▶ [WHAT TO PRODUCE]: Return each entry exactly, with none missing.

▶ [TASK INPUT]:
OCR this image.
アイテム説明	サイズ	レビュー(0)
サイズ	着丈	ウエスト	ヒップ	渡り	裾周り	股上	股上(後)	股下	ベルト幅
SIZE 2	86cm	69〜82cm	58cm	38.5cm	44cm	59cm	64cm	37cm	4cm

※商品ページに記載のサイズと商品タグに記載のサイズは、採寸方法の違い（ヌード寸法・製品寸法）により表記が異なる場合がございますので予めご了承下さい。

▶ [ANSWER]:
OCR this image.
アイテム説明	サイズ	レビュー(0)
サイズ	着丈	ウエスト	ヒップ	渡り	裾周り	股上	股上(後)	股下	ベルト幅
SIZE 2	86cm	69〜82cm	58cm	38.5cm	44cm	59cm	64cm	37cm	4cm

※商品ページに記載のサイズと商品タグに記載のサイズは、採寸方法の違い（ヌード寸法・製品寸法）により表記が異なる場合がございますので予めご了承下さい。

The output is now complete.